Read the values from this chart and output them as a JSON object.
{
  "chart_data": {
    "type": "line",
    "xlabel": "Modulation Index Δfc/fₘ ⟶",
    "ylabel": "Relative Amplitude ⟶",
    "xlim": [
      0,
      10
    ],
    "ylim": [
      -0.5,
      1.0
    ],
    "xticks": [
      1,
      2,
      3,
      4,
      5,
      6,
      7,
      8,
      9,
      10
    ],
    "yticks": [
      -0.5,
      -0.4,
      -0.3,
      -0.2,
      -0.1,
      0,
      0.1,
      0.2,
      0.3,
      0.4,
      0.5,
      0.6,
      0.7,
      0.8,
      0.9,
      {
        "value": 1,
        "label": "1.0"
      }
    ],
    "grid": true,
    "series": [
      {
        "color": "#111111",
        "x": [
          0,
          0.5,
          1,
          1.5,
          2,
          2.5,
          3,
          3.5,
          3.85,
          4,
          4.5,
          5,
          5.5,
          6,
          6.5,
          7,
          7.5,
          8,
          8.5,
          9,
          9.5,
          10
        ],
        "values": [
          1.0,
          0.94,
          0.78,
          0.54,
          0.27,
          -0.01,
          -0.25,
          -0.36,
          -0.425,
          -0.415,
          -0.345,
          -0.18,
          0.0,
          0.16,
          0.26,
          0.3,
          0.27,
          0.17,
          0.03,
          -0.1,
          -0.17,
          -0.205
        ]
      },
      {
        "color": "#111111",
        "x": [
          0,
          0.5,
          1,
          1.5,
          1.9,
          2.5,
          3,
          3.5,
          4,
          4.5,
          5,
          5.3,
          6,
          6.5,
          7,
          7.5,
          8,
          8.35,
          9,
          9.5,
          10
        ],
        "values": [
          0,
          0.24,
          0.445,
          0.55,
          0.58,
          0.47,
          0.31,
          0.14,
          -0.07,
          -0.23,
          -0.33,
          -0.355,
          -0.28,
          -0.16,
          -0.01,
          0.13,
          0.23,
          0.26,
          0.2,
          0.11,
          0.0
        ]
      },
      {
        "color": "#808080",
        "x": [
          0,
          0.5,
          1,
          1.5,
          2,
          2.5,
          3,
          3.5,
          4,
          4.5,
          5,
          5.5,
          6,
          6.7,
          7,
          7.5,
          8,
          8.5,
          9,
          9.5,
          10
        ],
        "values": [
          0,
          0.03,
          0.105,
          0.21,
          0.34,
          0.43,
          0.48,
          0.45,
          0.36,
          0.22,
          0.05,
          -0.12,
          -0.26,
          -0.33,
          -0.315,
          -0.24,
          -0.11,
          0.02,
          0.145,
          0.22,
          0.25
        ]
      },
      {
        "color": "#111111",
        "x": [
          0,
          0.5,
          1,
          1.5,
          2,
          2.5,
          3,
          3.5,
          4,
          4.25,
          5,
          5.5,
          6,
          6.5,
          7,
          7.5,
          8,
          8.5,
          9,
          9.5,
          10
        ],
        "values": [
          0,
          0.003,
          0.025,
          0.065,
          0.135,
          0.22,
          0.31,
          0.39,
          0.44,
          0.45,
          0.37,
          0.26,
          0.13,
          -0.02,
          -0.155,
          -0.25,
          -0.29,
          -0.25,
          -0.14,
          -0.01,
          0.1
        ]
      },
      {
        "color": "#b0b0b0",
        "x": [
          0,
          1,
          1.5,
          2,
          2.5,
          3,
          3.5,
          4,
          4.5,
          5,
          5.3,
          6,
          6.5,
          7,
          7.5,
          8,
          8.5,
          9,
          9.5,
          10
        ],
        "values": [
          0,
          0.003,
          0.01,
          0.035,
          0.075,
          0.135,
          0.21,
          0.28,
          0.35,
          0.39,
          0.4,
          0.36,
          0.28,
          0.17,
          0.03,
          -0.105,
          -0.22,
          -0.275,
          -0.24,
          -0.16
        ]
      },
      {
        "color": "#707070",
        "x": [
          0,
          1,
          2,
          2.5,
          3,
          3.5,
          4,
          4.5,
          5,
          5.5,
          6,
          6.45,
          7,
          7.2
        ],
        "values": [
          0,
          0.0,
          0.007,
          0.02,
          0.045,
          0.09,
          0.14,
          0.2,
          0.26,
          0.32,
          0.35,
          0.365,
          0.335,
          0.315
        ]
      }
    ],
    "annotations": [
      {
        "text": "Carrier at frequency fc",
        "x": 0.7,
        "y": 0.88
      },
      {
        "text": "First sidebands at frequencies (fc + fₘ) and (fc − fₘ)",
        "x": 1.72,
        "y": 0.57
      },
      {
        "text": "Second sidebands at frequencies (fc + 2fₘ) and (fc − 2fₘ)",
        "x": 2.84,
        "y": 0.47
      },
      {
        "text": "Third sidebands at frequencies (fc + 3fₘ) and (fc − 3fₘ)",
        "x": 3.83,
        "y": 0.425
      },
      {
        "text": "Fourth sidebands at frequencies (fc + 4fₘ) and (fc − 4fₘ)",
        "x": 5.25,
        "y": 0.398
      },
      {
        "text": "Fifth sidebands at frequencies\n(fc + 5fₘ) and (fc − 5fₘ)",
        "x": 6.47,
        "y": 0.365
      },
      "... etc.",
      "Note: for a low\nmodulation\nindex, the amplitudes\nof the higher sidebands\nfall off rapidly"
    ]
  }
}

════════════════

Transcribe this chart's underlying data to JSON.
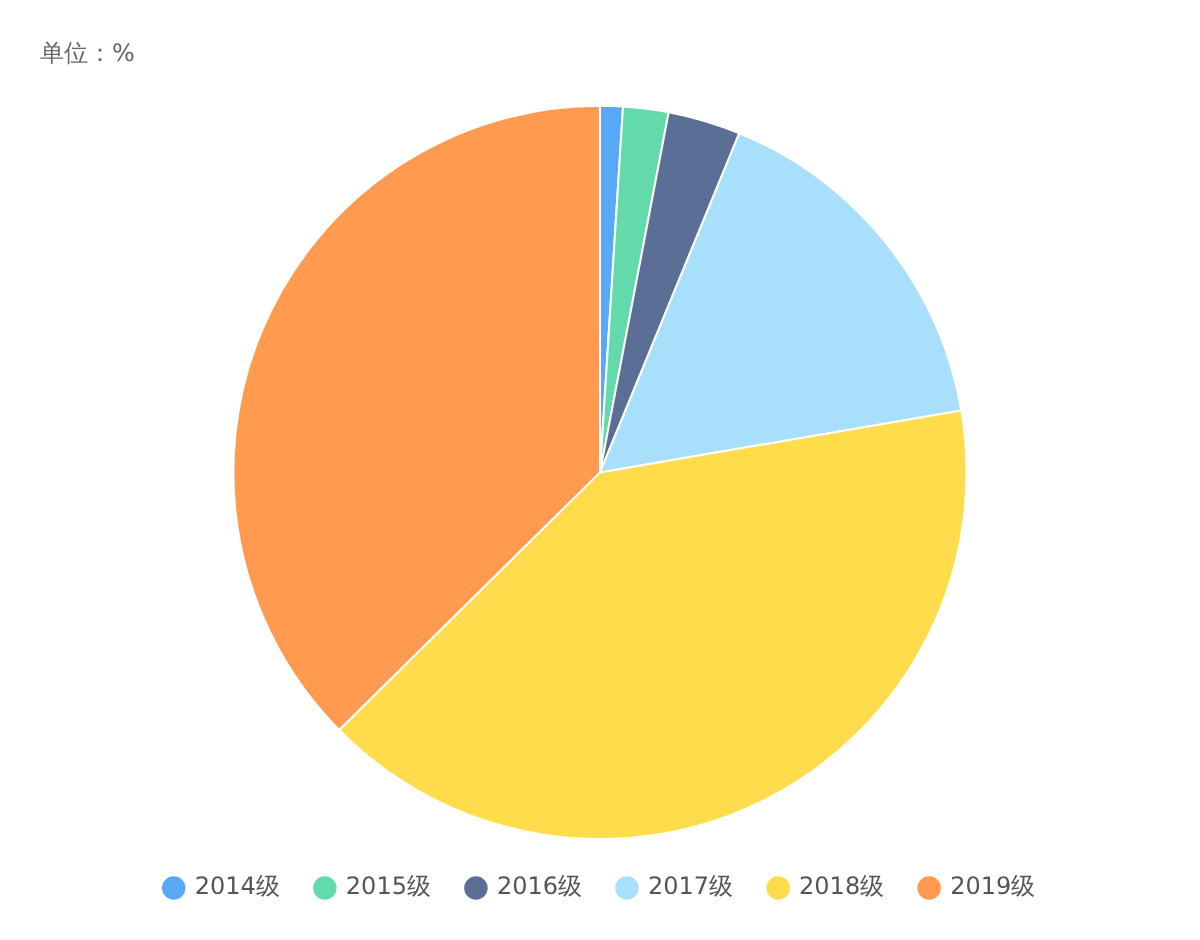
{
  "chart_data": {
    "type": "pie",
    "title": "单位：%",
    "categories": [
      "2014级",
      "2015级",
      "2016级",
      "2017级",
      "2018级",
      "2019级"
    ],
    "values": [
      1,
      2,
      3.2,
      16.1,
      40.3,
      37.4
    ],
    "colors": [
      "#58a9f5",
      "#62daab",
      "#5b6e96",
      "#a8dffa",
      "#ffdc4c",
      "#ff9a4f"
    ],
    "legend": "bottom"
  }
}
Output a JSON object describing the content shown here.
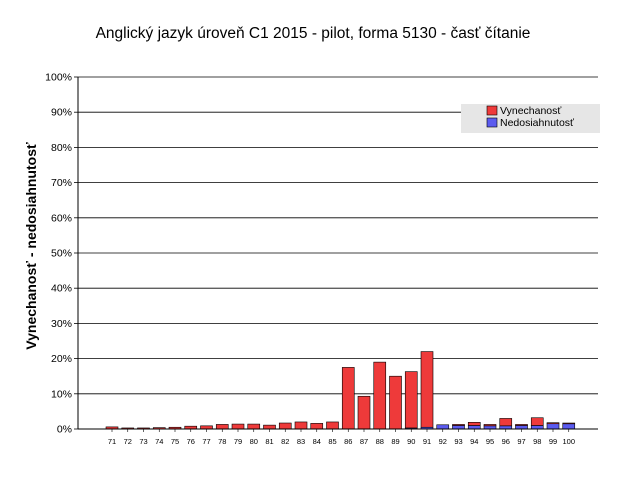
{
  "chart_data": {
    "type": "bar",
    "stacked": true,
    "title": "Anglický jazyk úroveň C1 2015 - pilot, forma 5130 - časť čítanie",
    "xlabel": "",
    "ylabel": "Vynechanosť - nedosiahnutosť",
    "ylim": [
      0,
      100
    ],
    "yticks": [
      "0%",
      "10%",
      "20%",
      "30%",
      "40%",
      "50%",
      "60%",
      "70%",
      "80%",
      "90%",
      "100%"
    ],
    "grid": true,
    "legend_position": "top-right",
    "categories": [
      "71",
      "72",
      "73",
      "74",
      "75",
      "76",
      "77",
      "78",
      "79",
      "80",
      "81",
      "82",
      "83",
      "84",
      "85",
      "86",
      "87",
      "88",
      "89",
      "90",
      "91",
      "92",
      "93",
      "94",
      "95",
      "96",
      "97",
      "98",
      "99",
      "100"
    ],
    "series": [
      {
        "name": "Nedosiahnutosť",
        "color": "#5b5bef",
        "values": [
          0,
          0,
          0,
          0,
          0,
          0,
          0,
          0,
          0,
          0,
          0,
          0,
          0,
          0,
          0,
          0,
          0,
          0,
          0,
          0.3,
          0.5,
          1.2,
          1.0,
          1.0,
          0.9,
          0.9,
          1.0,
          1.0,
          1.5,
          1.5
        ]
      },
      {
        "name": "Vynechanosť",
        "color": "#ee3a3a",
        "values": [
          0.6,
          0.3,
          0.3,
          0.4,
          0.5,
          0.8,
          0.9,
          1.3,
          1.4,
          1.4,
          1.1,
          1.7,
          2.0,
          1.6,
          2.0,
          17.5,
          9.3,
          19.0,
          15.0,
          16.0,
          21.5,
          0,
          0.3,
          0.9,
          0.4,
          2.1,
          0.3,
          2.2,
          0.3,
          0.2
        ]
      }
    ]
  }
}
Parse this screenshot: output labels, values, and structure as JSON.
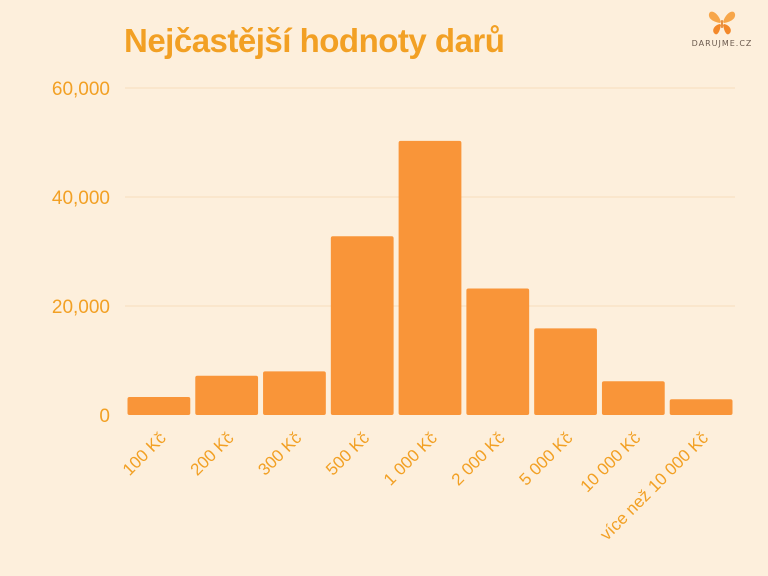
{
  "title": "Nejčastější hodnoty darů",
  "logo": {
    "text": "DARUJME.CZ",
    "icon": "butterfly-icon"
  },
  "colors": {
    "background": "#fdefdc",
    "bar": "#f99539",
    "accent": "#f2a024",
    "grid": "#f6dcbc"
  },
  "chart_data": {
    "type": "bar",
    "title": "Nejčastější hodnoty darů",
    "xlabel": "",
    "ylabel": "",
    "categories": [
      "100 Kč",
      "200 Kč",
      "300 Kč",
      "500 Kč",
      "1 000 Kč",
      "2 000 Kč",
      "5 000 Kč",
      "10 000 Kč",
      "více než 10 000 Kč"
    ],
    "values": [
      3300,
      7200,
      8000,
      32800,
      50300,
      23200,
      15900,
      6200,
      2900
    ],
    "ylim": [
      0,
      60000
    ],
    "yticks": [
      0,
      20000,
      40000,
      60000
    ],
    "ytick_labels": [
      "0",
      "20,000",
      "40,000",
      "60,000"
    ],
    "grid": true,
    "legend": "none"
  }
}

════════════════

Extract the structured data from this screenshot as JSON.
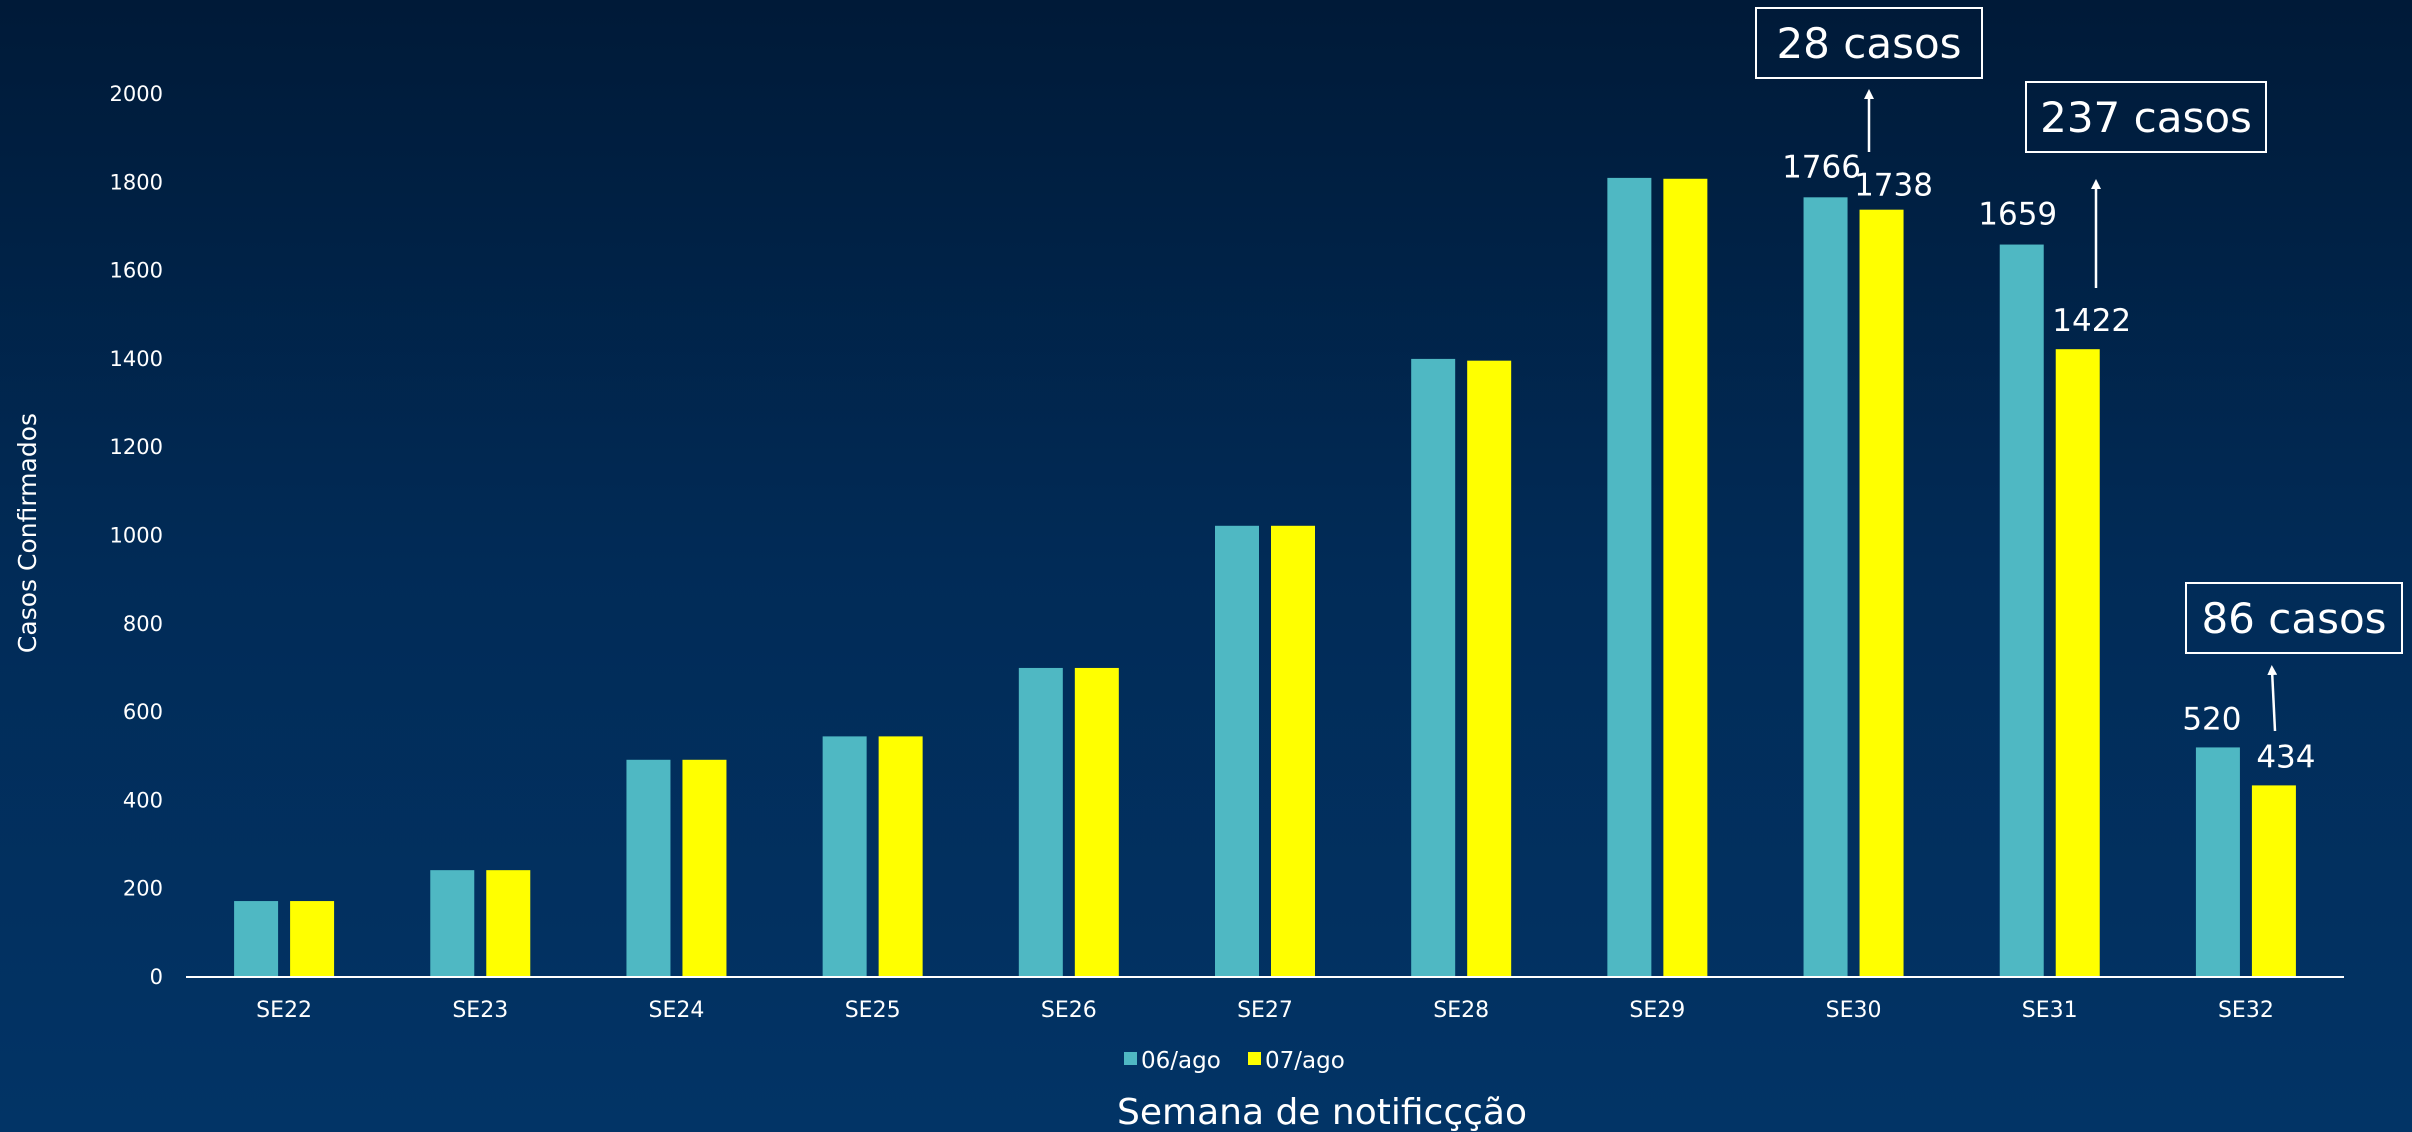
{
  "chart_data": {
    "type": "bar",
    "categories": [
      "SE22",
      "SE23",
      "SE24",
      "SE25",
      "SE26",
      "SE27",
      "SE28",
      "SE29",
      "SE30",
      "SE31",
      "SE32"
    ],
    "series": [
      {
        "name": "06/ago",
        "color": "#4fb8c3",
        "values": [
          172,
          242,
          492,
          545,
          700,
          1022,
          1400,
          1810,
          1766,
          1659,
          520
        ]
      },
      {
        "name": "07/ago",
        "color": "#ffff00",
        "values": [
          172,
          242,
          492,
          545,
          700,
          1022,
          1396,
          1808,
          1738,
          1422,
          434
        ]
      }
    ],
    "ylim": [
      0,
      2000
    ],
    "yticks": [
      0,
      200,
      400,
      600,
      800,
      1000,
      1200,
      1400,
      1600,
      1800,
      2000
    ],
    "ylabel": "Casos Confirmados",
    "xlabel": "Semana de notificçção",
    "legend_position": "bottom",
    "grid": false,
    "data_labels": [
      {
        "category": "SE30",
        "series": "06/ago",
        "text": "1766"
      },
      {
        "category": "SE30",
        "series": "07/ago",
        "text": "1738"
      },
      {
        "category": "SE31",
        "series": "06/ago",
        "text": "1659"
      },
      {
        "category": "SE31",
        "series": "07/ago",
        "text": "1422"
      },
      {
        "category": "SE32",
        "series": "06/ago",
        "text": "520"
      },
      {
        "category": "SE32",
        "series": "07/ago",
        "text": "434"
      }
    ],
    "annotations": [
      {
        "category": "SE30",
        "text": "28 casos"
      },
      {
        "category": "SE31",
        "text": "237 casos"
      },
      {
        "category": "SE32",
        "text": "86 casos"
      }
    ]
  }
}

════════════════

Problem description:
Search the entries for the word "Nejčastější" and pick out every line that holds it.

Answer to this exercise:
  "title": "Nejčastější hodnoty darů",
    "title": "Nejčastější hodnoty darů",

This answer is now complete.